• **Your objective**: Establish how many lines in the material include the string "icon" and report it as a lone number.
-- start --
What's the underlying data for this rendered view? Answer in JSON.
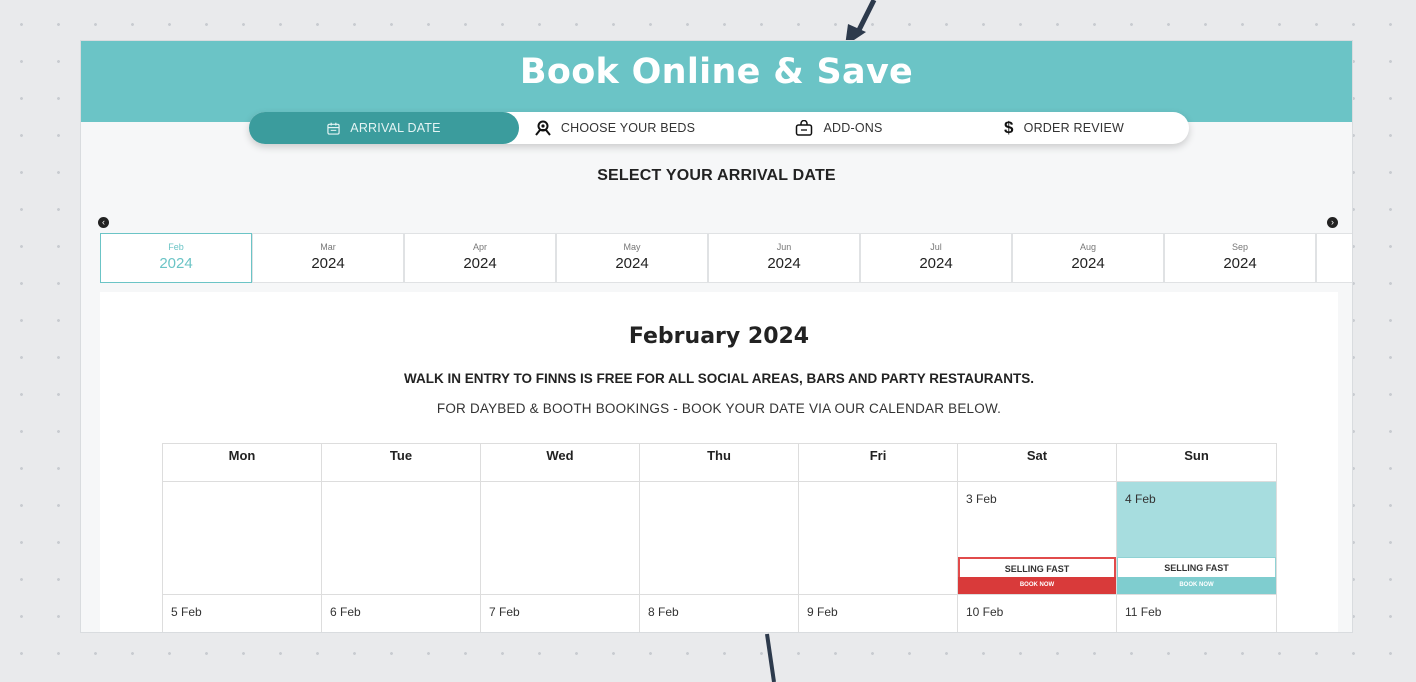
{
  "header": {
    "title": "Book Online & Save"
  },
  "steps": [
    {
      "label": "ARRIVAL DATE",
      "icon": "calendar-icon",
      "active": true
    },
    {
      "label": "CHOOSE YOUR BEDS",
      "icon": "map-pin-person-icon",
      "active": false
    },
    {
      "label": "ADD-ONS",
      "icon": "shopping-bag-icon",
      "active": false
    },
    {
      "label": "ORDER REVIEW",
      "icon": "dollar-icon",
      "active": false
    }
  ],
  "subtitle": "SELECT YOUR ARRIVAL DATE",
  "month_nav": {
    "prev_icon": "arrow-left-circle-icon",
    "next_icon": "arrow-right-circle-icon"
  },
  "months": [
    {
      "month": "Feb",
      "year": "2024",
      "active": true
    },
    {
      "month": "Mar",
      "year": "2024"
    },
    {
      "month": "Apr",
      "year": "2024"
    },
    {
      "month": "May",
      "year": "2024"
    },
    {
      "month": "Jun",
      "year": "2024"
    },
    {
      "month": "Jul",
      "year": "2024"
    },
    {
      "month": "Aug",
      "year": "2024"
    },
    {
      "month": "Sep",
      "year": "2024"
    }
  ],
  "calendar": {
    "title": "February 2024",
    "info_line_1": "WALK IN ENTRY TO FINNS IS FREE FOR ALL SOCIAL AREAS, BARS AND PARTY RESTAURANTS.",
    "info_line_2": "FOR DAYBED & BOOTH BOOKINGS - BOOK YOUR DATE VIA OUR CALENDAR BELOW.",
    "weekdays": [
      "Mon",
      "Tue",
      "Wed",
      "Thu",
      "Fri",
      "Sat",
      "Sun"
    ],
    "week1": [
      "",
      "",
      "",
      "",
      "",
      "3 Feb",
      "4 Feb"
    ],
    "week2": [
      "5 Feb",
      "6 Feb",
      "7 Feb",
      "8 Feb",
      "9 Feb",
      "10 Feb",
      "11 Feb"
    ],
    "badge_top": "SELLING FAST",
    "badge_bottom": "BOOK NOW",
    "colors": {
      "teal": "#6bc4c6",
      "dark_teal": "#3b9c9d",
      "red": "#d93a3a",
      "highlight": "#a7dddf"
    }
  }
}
-- end --
• **Problem solution**: 6